*Task brief*. Copy every line of the data in which the word "structure" occurs.

*Material provided*.
---

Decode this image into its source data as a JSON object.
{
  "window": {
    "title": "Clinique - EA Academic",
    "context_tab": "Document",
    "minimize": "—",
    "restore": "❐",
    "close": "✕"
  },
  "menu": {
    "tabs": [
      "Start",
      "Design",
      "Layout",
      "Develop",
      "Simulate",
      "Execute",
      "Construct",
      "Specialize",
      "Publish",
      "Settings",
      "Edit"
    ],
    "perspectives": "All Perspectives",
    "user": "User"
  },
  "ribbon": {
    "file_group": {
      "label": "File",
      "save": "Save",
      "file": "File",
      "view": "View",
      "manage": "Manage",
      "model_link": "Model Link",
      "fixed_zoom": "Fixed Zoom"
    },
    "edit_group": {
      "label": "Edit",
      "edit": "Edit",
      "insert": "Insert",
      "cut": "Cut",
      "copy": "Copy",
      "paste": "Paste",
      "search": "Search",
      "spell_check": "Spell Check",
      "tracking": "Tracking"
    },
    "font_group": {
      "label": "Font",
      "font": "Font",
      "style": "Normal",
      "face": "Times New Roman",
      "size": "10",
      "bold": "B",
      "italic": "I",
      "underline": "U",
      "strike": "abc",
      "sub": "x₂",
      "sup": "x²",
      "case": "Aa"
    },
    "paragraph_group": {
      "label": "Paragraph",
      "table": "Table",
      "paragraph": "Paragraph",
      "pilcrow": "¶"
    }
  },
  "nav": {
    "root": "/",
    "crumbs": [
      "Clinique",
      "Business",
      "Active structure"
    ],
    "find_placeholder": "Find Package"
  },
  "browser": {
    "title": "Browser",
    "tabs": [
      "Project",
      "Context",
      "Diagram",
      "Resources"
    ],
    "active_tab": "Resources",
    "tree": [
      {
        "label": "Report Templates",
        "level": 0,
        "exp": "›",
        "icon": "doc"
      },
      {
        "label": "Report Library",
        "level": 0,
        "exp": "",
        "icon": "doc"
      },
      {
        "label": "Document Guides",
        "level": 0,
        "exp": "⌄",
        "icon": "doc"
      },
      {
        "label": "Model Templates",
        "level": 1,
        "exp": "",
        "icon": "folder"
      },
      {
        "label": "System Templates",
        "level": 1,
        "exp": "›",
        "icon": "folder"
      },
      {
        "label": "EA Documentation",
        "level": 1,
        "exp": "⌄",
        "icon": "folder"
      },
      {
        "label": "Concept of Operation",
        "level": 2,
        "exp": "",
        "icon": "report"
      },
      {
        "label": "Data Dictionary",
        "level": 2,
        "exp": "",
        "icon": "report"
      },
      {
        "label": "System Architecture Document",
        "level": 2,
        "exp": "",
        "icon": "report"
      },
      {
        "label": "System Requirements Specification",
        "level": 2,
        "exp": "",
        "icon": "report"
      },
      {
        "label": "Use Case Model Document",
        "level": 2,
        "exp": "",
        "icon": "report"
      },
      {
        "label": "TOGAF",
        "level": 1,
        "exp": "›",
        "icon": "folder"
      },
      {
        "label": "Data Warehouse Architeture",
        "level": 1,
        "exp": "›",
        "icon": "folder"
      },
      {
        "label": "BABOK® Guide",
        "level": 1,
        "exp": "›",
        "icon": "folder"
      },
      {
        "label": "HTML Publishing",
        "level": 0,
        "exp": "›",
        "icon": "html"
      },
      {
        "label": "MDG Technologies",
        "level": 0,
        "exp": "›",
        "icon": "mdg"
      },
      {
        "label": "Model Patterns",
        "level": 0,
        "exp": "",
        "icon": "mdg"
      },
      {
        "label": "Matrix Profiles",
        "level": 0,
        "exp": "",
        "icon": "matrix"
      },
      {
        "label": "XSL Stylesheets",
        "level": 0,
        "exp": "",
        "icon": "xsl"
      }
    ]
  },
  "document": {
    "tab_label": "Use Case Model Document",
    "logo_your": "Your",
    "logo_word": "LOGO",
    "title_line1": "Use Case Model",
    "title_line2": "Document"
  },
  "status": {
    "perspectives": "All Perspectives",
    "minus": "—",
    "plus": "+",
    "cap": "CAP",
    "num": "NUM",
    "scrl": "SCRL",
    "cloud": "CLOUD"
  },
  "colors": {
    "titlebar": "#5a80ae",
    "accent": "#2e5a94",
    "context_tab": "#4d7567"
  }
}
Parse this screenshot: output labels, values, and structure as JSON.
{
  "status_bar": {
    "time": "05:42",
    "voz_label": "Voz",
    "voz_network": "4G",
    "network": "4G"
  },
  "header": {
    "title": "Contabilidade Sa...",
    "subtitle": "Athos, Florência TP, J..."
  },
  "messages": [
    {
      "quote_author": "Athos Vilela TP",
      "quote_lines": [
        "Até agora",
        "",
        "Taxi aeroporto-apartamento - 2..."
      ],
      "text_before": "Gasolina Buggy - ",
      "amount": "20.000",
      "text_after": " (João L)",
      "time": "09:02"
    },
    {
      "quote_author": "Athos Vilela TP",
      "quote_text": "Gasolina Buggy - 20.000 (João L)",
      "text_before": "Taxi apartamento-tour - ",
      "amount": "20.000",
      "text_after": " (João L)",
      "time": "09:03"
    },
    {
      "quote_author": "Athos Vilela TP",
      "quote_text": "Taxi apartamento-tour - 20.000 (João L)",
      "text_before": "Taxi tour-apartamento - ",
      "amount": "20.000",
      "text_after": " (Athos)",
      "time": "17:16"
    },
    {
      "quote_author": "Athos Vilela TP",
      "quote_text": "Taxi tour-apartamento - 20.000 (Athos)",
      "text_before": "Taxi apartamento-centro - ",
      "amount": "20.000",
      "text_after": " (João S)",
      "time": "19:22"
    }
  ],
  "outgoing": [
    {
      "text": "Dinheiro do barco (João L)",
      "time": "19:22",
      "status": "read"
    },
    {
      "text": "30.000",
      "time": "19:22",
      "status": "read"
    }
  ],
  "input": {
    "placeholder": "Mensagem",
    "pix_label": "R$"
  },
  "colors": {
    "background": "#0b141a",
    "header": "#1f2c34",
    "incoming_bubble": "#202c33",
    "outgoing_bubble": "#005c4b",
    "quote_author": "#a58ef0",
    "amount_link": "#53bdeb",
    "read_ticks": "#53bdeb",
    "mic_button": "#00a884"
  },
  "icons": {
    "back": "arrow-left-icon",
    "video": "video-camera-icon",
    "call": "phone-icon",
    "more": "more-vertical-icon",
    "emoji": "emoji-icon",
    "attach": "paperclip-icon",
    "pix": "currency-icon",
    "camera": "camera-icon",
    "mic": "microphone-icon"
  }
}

---

*Exercise output*.
      "Active structure"
Parse this screenshot: output labels, values, and structure as JSON.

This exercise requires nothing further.